Passage fourni>
En effet, sans Autre, comment fonder une identité ? Les nostalgiques de l’identité confondent identité et appartenance. Ils veulent réorganiser le monde en déniant que tout ce qui existe – matière, idées, production, influences, etc. – est un gigantesque système de mixes et un réseau d’appartenances entrelacées. La crise écologique signifie notre inséparation – donc notre non-altérité – avec cette Nature que nous avons longtemps considéré comme une externalité et un stock.

Dans cette perspective biaisée, la Nature était l’une des principales figures de l’Autre de l’humanité. Il n’est donc pas hasardeux que les défenseurs de l’identité soient également souvent climato-sceptiques. Le climato-scepticisme est un autre mode de dénégation de l’inséparation.

Si tout est inséparé, comment prétendre continuer à pouvoir entourer quoi que ce soit d’un mur de protection ou d’un enclos qui signifie la privatisation de quoi que ce soit ? Comment pouvoir sérieusement retrancher une partie du monde et continuer de dire, sans que l’absurdité d’une telle prétention n’éclate aux yeux de tous : « ceci est à moi » ? Si tout est inséparé, tout devient inappropriable, au sens où tout fait par principe partie d’un domaine commun. La métaphysique de l’inséparation fait d’une certaine manière de tout bien un bien commun, l’air et l’eau et la terre et l’Amazonie en tout premier lieu.

Données fournies>
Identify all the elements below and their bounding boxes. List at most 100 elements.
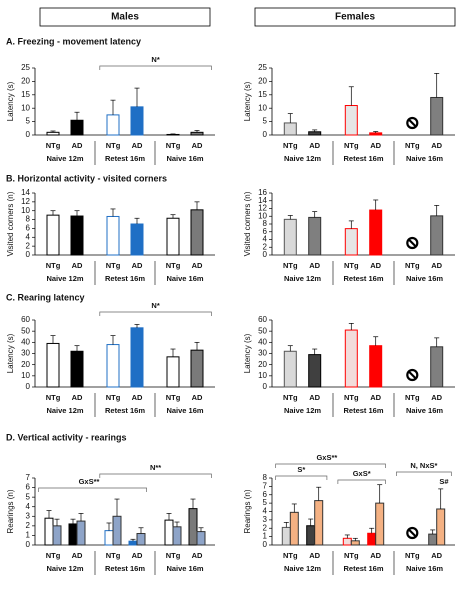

La consigne> Recopiez, s'il vous plaît, l'extrait du passage fourni en commençant à « Dans cette perspective » et en terminant à « tout premier lieu. », sans rien y changer.

Réponse complète>
Dans cette perspective biaisée, la Nature était l’une des principales figures de l’Autre de l’humanité. Il n’est donc pas hasardeux que les défenseurs de l’identité soient également souvent climato-sceptiques. Le climato-scepticisme est un autre mode de dénégation de l’inséparation.

Si tout est inséparé, comment prétendre continuer à pouvoir entourer quoi que ce soit d’un mur de protection ou d’un enclos qui signifie la privatisation de quoi que ce soit ? Comment pouvoir sérieusement retrancher une partie du monde et continuer de dire, sans que l’absurdité d’une telle prétention n’éclate aux yeux de tous : « ceci est à moi » ? Si tout est inséparé, tout devient inappropriable, au sens où tout fait par principe partie d’un domaine commun. La métaphysique de l’inséparation fait d’une certaine manière de tout bien un bien commun, l’air et l’eau et la terre et l’Amazonie en tout premier lieu.